++++ Entries shown

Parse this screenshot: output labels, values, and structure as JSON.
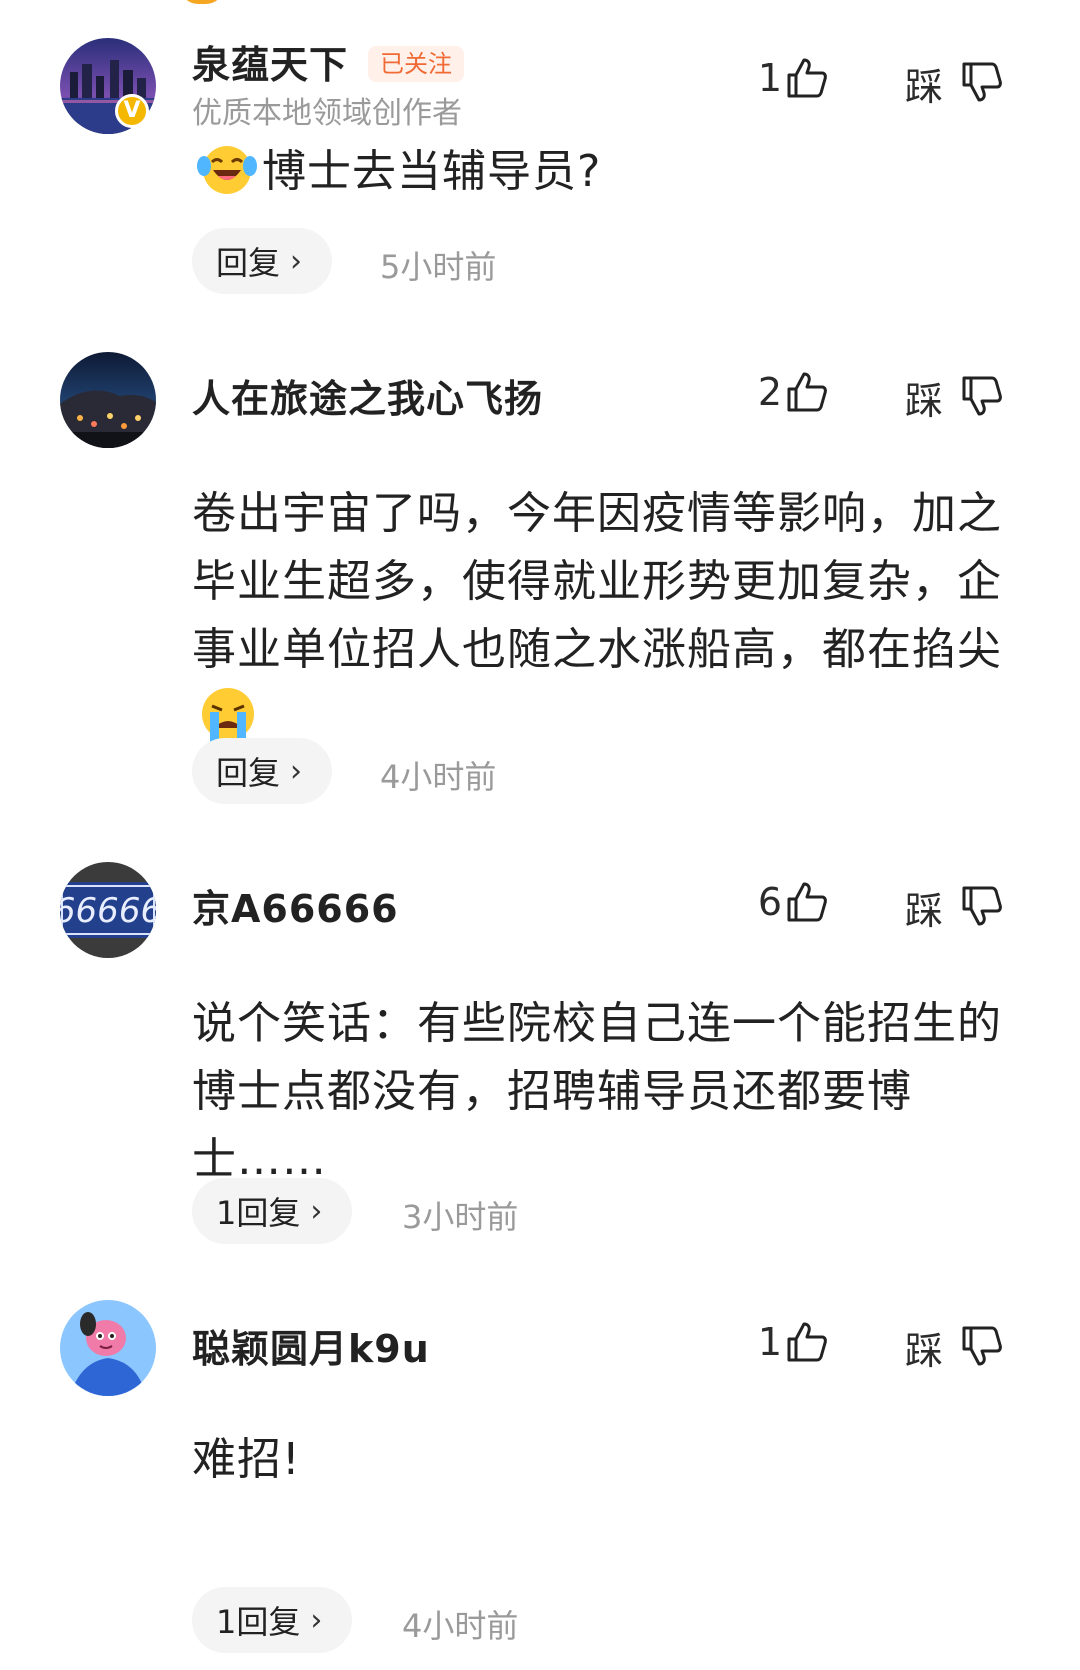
{
  "comments": [
    {
      "username": "泉蕴天下",
      "follow_tag": "已关注",
      "subtitle": "优质本地领域创作者",
      "likes": "1",
      "dislike_label": "踩",
      "content": "博士去当辅导员?",
      "reply_label": "回复",
      "time": "5小时前"
    },
    {
      "username": "人在旅途之我心飞扬",
      "likes": "2",
      "dislike_label": "踩",
      "content": "卷出宇宙了吗，今年因疫情等影响，加之毕业生超多，使得就业形势更加复杂，企事业单位招人也随之水涨船高，都在掐尖",
      "reply_label": "回复",
      "time": "4小时前"
    },
    {
      "username": "京A66666",
      "likes": "6",
      "dislike_label": "踩",
      "content": "说个笑话：有些院校自己连一个能招生的博士点都没有，招聘辅导员还都要博士……",
      "reply_label": "1回复",
      "time": "3小时前",
      "avatar_text": "66666"
    },
    {
      "username": "聪颖圆月k9u",
      "likes": "1",
      "dislike_label": "踩",
      "content": "难招!",
      "reply_label": "1回复",
      "time": "4小时前"
    }
  ],
  "icons": {
    "like": "thumbs-up-outline",
    "dislike": "thumbs-down-outline",
    "emoji_laugh_cry": "laughing-crying-face",
    "emoji_cry": "loudly-crying-face",
    "verified": "verified-v-badge"
  },
  "colors": {
    "follow_tag": "#f06a35",
    "muted_text": "#9a9a9a",
    "pill_bg": "#f4f4f4",
    "verified_badge": "#f5b800"
  }
}
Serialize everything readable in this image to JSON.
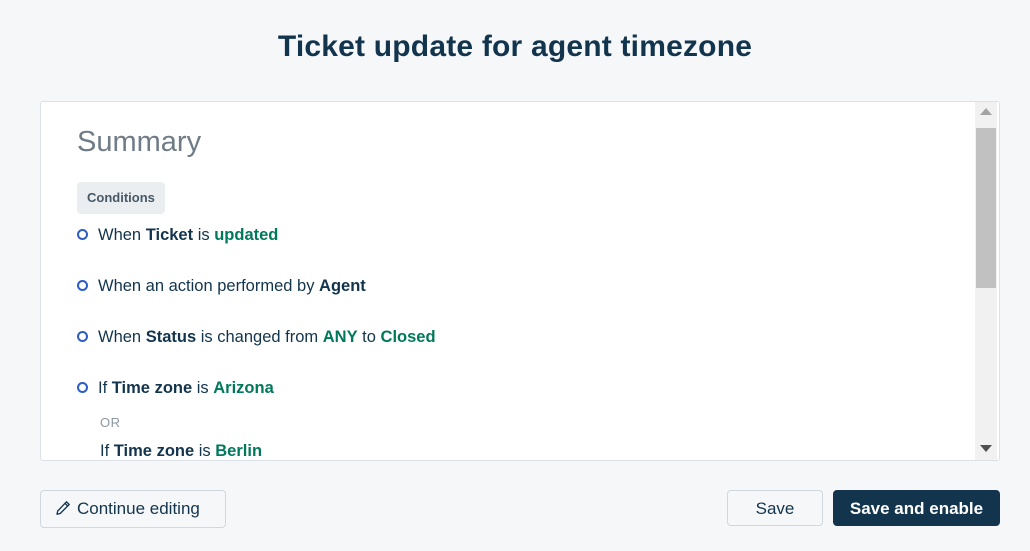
{
  "header": {
    "title": "Ticket update for agent timezone"
  },
  "summary": {
    "heading": "Summary",
    "conditions_label": "Conditions",
    "conditions": [
      {
        "prefix": "When",
        "key": "Ticket",
        "middle": "is",
        "value": "updated"
      },
      {
        "prefix": "When an action performed by",
        "key": "Agent"
      },
      {
        "prefix": "When",
        "key": "Status",
        "middle": "is changed from",
        "value": "ANY",
        "middle2": "to",
        "value2": "Closed"
      },
      {
        "prefix": "If",
        "key": "Time zone",
        "middle": "is",
        "value": "Arizona"
      }
    ],
    "or_label": "OR",
    "sub_condition": {
      "prefix": "If",
      "key": "Time zone",
      "middle": "is",
      "value": "Berlin"
    }
  },
  "footer": {
    "continue_label": "Continue editing",
    "save_label": "Save",
    "save_enable_label": "Save and enable"
  },
  "icons": {
    "bullet": "circle-bullet-icon",
    "pencil": "pencil-icon",
    "scroll_up": "scroll-up-arrow-icon",
    "scroll_down": "scroll-down-arrow-icon"
  },
  "colors": {
    "background": "#f5f7f9",
    "title": "#12344d",
    "value_green": "#00795b",
    "bullet_blue": "#2c5cc5",
    "primary_button": "#12344d"
  }
}
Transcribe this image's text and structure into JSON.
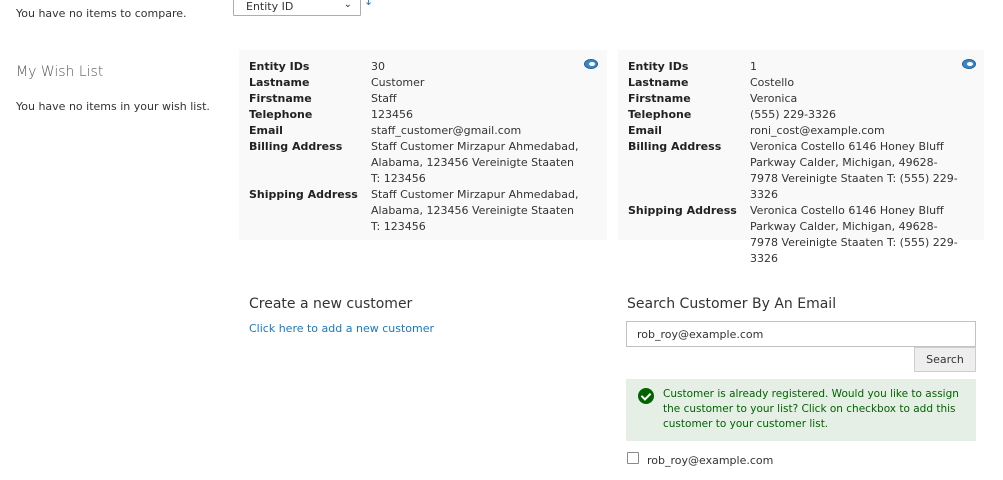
{
  "sidebar": {
    "compare_empty": "You have no items to compare.",
    "wishlist_title": "My Wish List",
    "wishlist_empty": "You have no items in your wish list."
  },
  "sort": {
    "selected": "Entity ID",
    "direction_icon": "arrow-down-icon"
  },
  "customers": [
    {
      "fields": [
        {
          "label": "Entity IDs",
          "value": "30"
        },
        {
          "label": "Lastname",
          "value": "Customer"
        },
        {
          "label": "Firstname",
          "value": "Staff"
        },
        {
          "label": "Telephone",
          "value": "123456"
        },
        {
          "label": "Email",
          "value": "staff_customer@gmail.com"
        },
        {
          "label": "Billing Address",
          "value": "Staff Customer Mirzapur Ahmedabad, Alabama, 123456 Vereinigte Staaten T: 123456"
        },
        {
          "label": "Shipping Address",
          "value": "Staff Customer Mirzapur Ahmedabad, Alabama, 123456 Vereinigte Staaten T: 123456"
        }
      ]
    },
    {
      "fields": [
        {
          "label": "Entity IDs",
          "value": "1"
        },
        {
          "label": "Lastname",
          "value": "Costello"
        },
        {
          "label": "Firstname",
          "value": "Veronica"
        },
        {
          "label": "Telephone",
          "value": "(555) 229-3326"
        },
        {
          "label": "Email",
          "value": "roni_cost@example.com"
        },
        {
          "label": "Billing Address",
          "value": "Veronica Costello 6146 Honey Bluff Parkway Calder, Michigan, 49628-7978 Vereinigte Staaten T: (555) 229-3326"
        },
        {
          "label": "Shipping Address",
          "value": "Veronica Costello 6146 Honey Bluff Parkway Calder, Michigan, 49628-7978 Vereinigte Staaten T: (555) 229-3326"
        }
      ]
    }
  ],
  "create": {
    "title": "Create a new customer",
    "link": "Click here to add a new customer"
  },
  "search": {
    "title": "Search Customer By An Email",
    "value": "rob_roy@example.com",
    "button": "Search",
    "message": "Customer is already registered. Would you like to assign the customer to your list? Click on checkbox to add this customer to your customer list.",
    "result_email": "rob_roy@example.com"
  },
  "colors": {
    "link": "#1979c3",
    "success_bg": "#e5efe5",
    "success_text": "#006400",
    "card_bg": "#f9f9f9"
  }
}
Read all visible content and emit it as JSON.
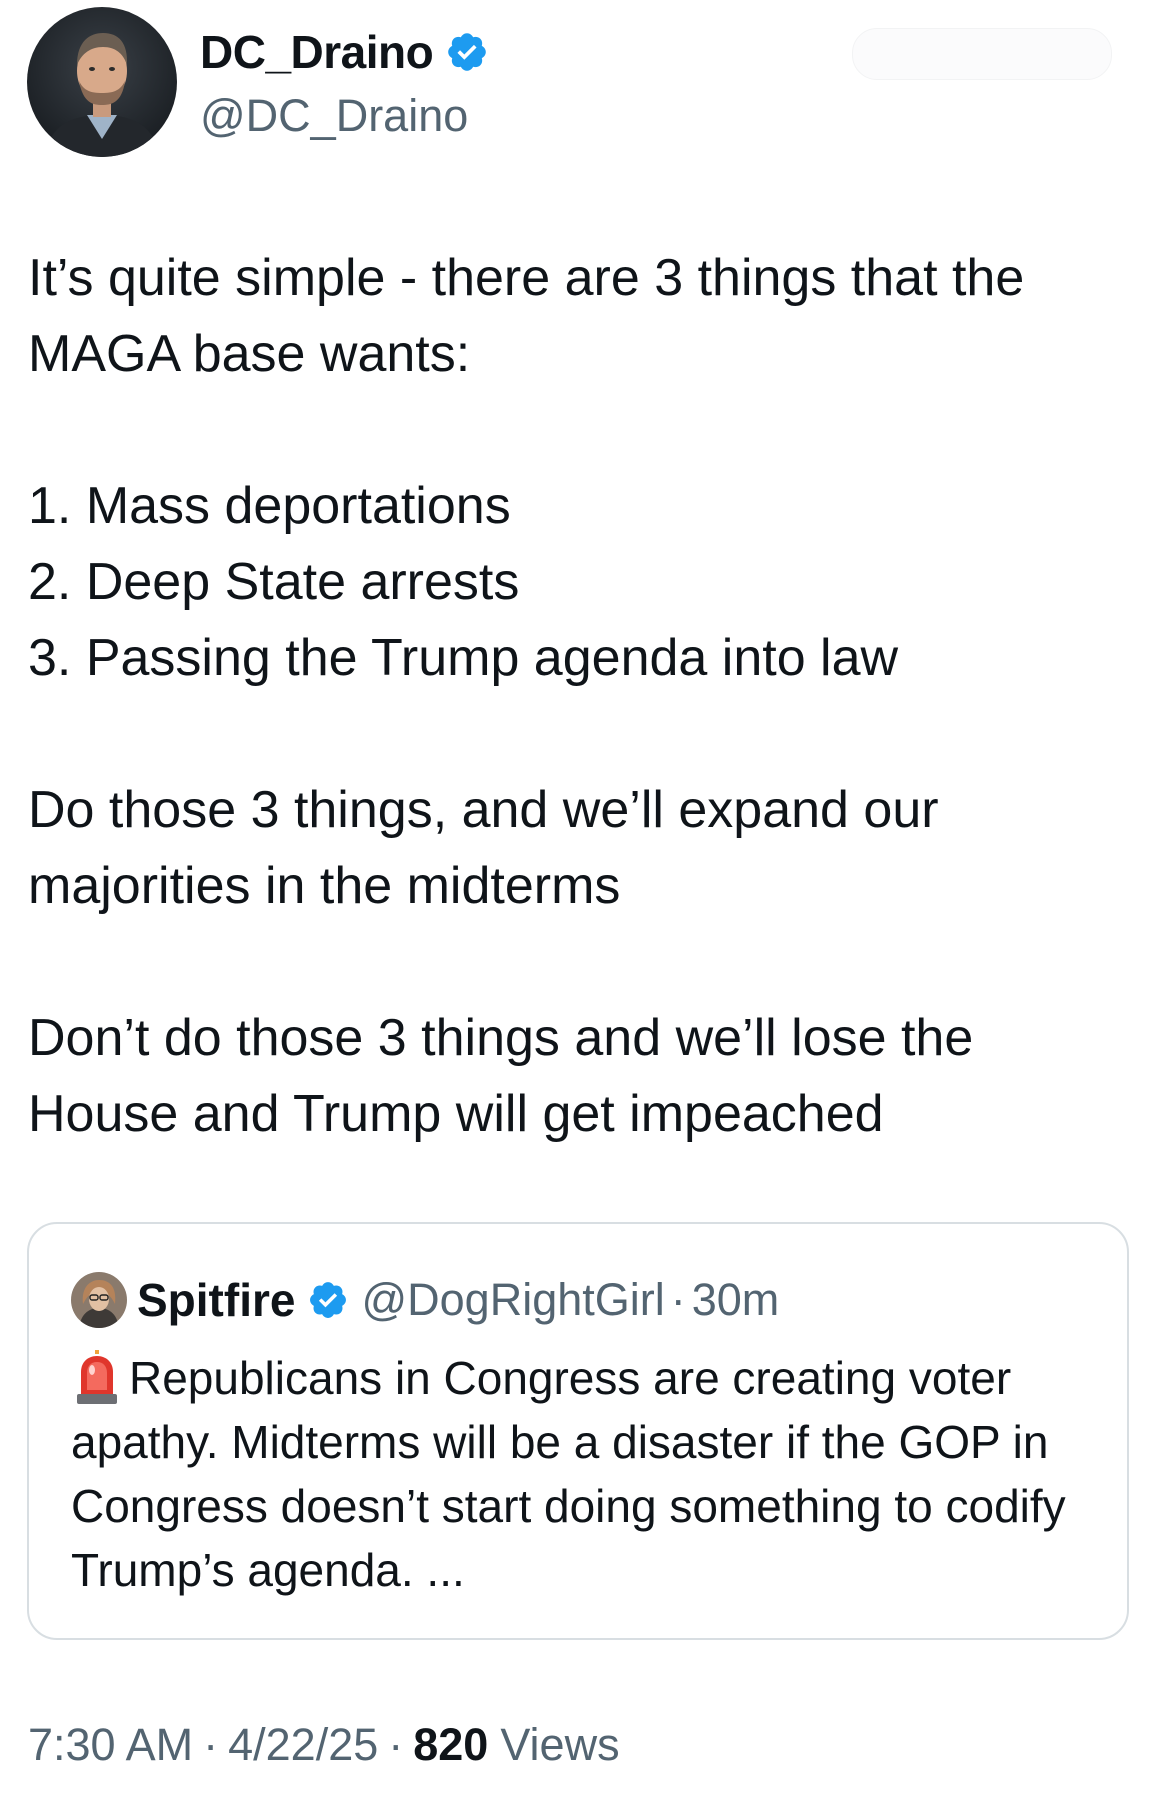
{
  "author": {
    "display_name": "DC_Draino",
    "handle": "@DC_Draino",
    "verified_icon": "verified-badge-icon",
    "avatar_icon": "profile-photo"
  },
  "follow_button": {
    "label": ""
  },
  "tweet": {
    "line1": "It’s quite simple - there are 3 things that the\nMAGA base wants:",
    "item1": "1. Mass deportations",
    "item2": "2. Deep State arrests",
    "item3": "3. Passing the Trump agenda into law",
    "para2": "Do those 3 things, and we’ll expand our\nmajorities in the midterms",
    "para3": "Don’t do those 3 things and we’ll lose the\nHouse and Trump will get impeached"
  },
  "quoted_tweet": {
    "display_name": "Spitfire",
    "handle": "@DogRightGirl",
    "separator": "·",
    "time": "30m",
    "emoji_icon": "siren-icon",
    "text": "Republicans in Congress are creating voter apathy. Midterms will be a disaster if the GOP in Congress doesn’t start doing something to codify Trump’s agenda. ..."
  },
  "meta": {
    "time": "7:30 AM",
    "separator": "·",
    "date": "4/22/25",
    "views_count": "820",
    "views_label": "Views"
  },
  "colors": {
    "text_primary": "#0f1419",
    "text_secondary": "#536471",
    "verified_blue": "#1d9bf0",
    "card_border": "#d8dee2"
  }
}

++++++++

» Request
Copy the data character for character, but drop all pictures from the copy.

» Answer below
Parse this screenshot: output labels, values, and structure as JSON.
{
  "comments": [
    {
      "username": "泉蕴天下",
      "follow_tag": "已关注",
      "subtitle": "优质本地领域创作者",
      "likes": "1",
      "dislike_label": "踩",
      "content": "博士去当辅导员?",
      "reply_label": "回复",
      "time": "5小时前"
    },
    {
      "username": "人在旅途之我心飞扬",
      "likes": "2",
      "dislike_label": "踩",
      "content": "卷出宇宙了吗，今年因疫情等影响，加之毕业生超多，使得就业形势更加复杂，企事业单位招人也随之水涨船高，都在掐尖",
      "reply_label": "回复",
      "time": "4小时前"
    },
    {
      "username": "京A66666",
      "likes": "6",
      "dislike_label": "踩",
      "content": "说个笑话：有些院校自己连一个能招生的博士点都没有，招聘辅导员还都要博士……",
      "reply_label": "1回复",
      "time": "3小时前",
      "avatar_text": "66666"
    },
    {
      "username": "聪颖圆月k9u",
      "likes": "1",
      "dislike_label": "踩",
      "content": "难招!",
      "reply_label": "1回复",
      "time": "4小时前"
    }
  ],
  "icons": {
    "like": "thumbs-up-outline",
    "dislike": "thumbs-down-outline",
    "emoji_laugh_cry": "laughing-crying-face",
    "emoji_cry": "loudly-crying-face",
    "verified": "verified-v-badge"
  },
  "colors": {
    "follow_tag": "#f06a35",
    "muted_text": "#9a9a9a",
    "pill_bg": "#f4f4f4",
    "verified_badge": "#f5b800"
  }
}
Serialize everything readable in this image to JSON.
{
  "header": {
    "title": "Ticket update for agent timezone"
  },
  "summary": {
    "heading": "Summary",
    "conditions_label": "Conditions",
    "conditions": [
      {
        "prefix": "When",
        "key": "Ticket",
        "middle": "is",
        "value": "updated"
      },
      {
        "prefix": "When an action performed by",
        "key": "Agent"
      },
      {
        "prefix": "When",
        "key": "Status",
        "middle": "is changed from",
        "value": "ANY",
        "middle2": "to",
        "value2": "Closed"
      },
      {
        "prefix": "If",
        "key": "Time zone",
        "middle": "is",
        "value": "Arizona"
      }
    ],
    "or_label": "OR",
    "sub_condition": {
      "prefix": "If",
      "key": "Time zone",
      "middle": "is",
      "value": "Berlin"
    }
  },
  "footer": {
    "continue_label": "Continue editing",
    "save_label": "Save",
    "save_enable_label": "Save and enable"
  },
  "icons": {
    "bullet": "circle-bullet-icon",
    "pencil": "pencil-icon",
    "scroll_up": "scroll-up-arrow-icon",
    "scroll_down": "scroll-down-arrow-icon"
  },
  "colors": {
    "background": "#f5f7f9",
    "title": "#12344d",
    "value_green": "#00795b",
    "bullet_blue": "#2c5cc5",
    "primary_button": "#12344d"
  }
}
Transcribe this image's text and structure into JSON.
{
  "sidebar": {
    "compare_empty": "You have no items to compare.",
    "wishlist_title": "My Wish List",
    "wishlist_empty": "You have no items in your wish list."
  },
  "sort": {
    "selected": "Entity ID",
    "direction_icon": "arrow-down-icon"
  },
  "customers": [
    {
      "fields": [
        {
          "label": "Entity IDs",
          "value": "30"
        },
        {
          "label": "Lastname",
          "value": "Customer"
        },
        {
          "label": "Firstname",
          "value": "Staff"
        },
        {
          "label": "Telephone",
          "value": "123456"
        },
        {
          "label": "Email",
          "value": "staff_customer@gmail.com"
        },
        {
          "label": "Billing Address",
          "value": "Staff Customer Mirzapur Ahmedabad, Alabama, 123456 Vereinigte Staaten T: 123456"
        },
        {
          "label": "Shipping Address",
          "value": "Staff Customer Mirzapur Ahmedabad, Alabama, 123456 Vereinigte Staaten T: 123456"
        }
      ]
    },
    {
      "fields": [
        {
          "label": "Entity IDs",
          "value": "1"
        },
        {
          "label": "Lastname",
          "value": "Costello"
        },
        {
          "label": "Firstname",
          "value": "Veronica"
        },
        {
          "label": "Telephone",
          "value": "(555) 229-3326"
        },
        {
          "label": "Email",
          "value": "roni_cost@example.com"
        },
        {
          "label": "Billing Address",
          "value": "Veronica Costello 6146 Honey Bluff Parkway Calder, Michigan, 49628-7978 Vereinigte Staaten T: (555) 229-3326"
        },
        {
          "label": "Shipping Address",
          "value": "Veronica Costello 6146 Honey Bluff Parkway Calder, Michigan, 49628-7978 Vereinigte Staaten T: (555) 229-3326"
        }
      ]
    }
  ],
  "create": {
    "title": "Create a new customer",
    "link": "Click here to add a new customer"
  },
  "search": {
    "title": "Search Customer By An Email",
    "value": "rob_roy@example.com",
    "button": "Search",
    "message": "Customer is already registered. Would you like to assign the customer to your list? Click on checkbox to add this customer to your customer list.",
    "result_email": "rob_roy@example.com"
  },
  "colors": {
    "link": "#1979c3",
    "success_bg": "#e5efe5",
    "success_text": "#006400",
    "card_bg": "#f9f9f9"
  }
}
Read all visible content and emit it as JSON.
{
  "author": {
    "display_name": "DC_Draino",
    "handle": "@DC_Draino",
    "verified_icon": "verified-badge-icon",
    "avatar_icon": "profile-photo"
  },
  "follow_button": {
    "label": ""
  },
  "tweet": {
    "line1": "It’s quite simple - there are 3 things that the\nMAGA base wants:",
    "item1": "1. Mass deportations",
    "item2": "2. Deep State arrests",
    "item3": "3. Passing the Trump agenda into law",
    "para2": "Do those 3 things, and we’ll expand our\nmajorities in the midterms",
    "para3": "Don’t do those 3 things and we’ll lose the\nHouse and Trump will get impeached"
  },
  "quoted_tweet": {
    "display_name": "Spitfire",
    "handle": "@DogRightGirl",
    "separator": "·",
    "time": "30m",
    "emoji_icon": "siren-icon",
    "text": "Republicans in Congress are creating voter apathy. Midterms will be a disaster if the GOP in Congress doesn’t start doing something to codify Trump’s agenda. ..."
  },
  "meta": {
    "time": "7:30 AM",
    "separator": "·",
    "date": "4/22/25",
    "views_count": "820",
    "views_label": "Views"
  },
  "colors": {
    "text_primary": "#0f1419",
    "text_secondary": "#536471",
    "verified_blue": "#1d9bf0",
    "card_border": "#d8dee2"
  }
}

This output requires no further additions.